# Saved data entries
┌──
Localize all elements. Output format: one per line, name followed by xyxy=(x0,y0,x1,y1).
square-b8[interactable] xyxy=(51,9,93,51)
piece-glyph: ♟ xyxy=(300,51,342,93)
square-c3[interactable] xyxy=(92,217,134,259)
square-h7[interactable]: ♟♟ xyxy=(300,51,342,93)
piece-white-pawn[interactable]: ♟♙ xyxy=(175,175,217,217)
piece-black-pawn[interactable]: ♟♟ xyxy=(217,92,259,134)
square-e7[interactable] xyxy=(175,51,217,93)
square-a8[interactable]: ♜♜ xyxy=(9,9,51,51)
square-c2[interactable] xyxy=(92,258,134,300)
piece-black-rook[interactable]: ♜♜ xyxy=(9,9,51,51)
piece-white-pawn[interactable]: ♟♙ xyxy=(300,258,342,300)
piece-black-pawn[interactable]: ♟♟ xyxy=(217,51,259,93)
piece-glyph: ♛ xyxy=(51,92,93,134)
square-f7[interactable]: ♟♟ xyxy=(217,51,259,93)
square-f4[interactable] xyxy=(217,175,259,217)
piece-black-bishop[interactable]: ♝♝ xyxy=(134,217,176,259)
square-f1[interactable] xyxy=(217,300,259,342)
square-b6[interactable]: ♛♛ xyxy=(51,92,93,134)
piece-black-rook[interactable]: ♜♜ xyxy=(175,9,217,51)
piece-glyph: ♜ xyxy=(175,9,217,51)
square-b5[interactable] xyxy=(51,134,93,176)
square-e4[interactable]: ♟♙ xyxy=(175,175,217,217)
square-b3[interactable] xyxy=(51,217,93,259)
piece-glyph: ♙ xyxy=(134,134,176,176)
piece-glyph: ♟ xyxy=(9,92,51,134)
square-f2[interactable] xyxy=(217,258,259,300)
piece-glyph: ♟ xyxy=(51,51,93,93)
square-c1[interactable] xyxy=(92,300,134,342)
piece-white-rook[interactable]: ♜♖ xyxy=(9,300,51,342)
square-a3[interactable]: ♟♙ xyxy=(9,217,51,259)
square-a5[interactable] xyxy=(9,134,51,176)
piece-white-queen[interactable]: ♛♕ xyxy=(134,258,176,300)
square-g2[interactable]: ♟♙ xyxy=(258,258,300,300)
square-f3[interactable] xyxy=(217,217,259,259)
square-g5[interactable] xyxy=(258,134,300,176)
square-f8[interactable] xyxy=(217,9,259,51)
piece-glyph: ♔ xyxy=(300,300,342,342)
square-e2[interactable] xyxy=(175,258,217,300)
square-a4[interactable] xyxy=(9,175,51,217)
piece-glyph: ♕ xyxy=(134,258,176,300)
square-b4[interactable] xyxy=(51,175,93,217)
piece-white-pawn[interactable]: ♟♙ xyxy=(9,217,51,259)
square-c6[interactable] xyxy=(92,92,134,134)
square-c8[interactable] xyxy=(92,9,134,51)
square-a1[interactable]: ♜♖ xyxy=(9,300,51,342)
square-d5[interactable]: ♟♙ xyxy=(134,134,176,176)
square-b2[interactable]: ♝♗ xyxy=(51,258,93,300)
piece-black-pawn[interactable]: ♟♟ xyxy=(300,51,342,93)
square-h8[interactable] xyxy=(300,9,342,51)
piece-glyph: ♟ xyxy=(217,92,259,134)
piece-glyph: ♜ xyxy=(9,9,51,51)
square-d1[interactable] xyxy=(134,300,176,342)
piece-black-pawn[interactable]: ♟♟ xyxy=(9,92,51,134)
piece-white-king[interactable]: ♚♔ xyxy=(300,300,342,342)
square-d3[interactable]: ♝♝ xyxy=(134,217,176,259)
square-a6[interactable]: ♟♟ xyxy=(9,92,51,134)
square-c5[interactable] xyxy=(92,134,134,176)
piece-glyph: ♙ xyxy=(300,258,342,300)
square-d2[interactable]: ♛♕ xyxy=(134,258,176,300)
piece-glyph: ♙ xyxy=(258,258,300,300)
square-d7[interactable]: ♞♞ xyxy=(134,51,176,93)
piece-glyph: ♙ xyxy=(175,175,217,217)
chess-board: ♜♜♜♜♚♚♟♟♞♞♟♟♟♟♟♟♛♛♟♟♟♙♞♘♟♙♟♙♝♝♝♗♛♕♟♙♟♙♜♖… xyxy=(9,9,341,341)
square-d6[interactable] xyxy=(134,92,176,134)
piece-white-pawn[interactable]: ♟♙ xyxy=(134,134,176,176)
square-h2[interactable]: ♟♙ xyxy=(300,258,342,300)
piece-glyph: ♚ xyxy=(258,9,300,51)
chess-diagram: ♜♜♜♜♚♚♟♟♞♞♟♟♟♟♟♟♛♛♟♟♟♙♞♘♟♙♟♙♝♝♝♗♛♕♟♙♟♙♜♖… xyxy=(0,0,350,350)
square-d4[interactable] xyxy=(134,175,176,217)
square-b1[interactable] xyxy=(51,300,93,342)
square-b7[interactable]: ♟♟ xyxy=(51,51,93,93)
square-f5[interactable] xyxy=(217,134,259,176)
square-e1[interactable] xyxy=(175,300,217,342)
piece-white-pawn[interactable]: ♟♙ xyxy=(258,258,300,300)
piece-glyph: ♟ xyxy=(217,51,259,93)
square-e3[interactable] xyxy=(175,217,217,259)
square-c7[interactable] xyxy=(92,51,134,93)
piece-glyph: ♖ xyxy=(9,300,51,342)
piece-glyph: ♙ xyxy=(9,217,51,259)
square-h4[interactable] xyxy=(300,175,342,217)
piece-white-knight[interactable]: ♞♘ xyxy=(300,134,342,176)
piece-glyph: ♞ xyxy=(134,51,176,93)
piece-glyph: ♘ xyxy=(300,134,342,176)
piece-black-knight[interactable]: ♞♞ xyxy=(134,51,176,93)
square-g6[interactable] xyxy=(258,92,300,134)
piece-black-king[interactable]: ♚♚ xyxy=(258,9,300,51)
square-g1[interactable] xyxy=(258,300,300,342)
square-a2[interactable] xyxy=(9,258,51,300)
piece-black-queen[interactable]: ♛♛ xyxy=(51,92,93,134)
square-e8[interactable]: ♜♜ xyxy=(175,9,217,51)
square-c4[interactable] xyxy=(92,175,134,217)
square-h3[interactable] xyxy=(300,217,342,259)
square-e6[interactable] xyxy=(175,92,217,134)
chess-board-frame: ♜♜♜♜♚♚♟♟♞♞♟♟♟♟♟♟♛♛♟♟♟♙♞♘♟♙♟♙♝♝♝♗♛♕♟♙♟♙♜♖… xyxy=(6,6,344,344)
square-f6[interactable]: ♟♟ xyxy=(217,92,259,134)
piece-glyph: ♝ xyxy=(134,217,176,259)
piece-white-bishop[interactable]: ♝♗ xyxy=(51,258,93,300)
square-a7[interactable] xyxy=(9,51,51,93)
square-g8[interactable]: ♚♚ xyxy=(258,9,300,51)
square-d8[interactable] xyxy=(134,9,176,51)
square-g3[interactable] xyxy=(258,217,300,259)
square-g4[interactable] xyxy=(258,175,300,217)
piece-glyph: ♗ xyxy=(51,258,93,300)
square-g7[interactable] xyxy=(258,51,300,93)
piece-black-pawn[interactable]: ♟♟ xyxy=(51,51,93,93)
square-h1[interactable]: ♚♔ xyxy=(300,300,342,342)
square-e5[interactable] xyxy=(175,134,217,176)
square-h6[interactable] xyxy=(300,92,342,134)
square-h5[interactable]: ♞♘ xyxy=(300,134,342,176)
└──
Copy the items from the first line through the line containing "square-f3[interactable] xyxy=(217,217,259,259)", replacing "interactable" with "clickable" throughout and keeping everything else the same.

# SOLUTION
Localize all elements. Output format: one per line, name followed by xyxy=(x0,y0,x1,y1).
square-b8[clickable] xyxy=(51,9,93,51)
piece-glyph: ♟ xyxy=(300,51,342,93)
square-c3[clickable] xyxy=(92,217,134,259)
square-h7[clickable]: ♟♟ xyxy=(300,51,342,93)
piece-white-pawn[clickable]: ♟♙ xyxy=(175,175,217,217)
piece-black-pawn[clickable]: ♟♟ xyxy=(217,92,259,134)
square-e7[clickable] xyxy=(175,51,217,93)
square-a8[clickable]: ♜♜ xyxy=(9,9,51,51)
square-c2[clickable] xyxy=(92,258,134,300)
piece-black-rook[clickable]: ♜♜ xyxy=(9,9,51,51)
piece-white-pawn[clickable]: ♟♙ xyxy=(300,258,342,300)
piece-black-pawn[clickable]: ♟♟ xyxy=(217,51,259,93)
piece-glyph: ♛ xyxy=(51,92,93,134)
square-f7[clickable]: ♟♟ xyxy=(217,51,259,93)
square-f4[clickable] xyxy=(217,175,259,217)
piece-black-bishop[clickable]: ♝♝ xyxy=(134,217,176,259)
square-f1[clickable] xyxy=(217,300,259,342)
square-b6[clickable]: ♛♛ xyxy=(51,92,93,134)
piece-black-rook[clickable]: ♜♜ xyxy=(175,9,217,51)
piece-glyph: ♜ xyxy=(175,9,217,51)
square-b5[clickable] xyxy=(51,134,93,176)
square-e4[clickable]: ♟♙ xyxy=(175,175,217,217)
square-b3[clickable] xyxy=(51,217,93,259)
piece-glyph: ♙ xyxy=(134,134,176,176)
piece-glyph: ♟ xyxy=(9,92,51,134)
square-f2[clickable] xyxy=(217,258,259,300)
piece-glyph: ♟ xyxy=(51,51,93,93)
square-c1[clickable] xyxy=(92,300,134,342)
piece-white-rook[clickable]: ♜♖ xyxy=(9,300,51,342)
square-a3[clickable]: ♟♙ xyxy=(9,217,51,259)
square-a5[clickable] xyxy=(9,134,51,176)
piece-white-queen[clickable]: ♛♕ xyxy=(134,258,176,300)
square-g2[clickable]: ♟♙ xyxy=(258,258,300,300)
square-f3[clickable] xyxy=(217,217,259,259)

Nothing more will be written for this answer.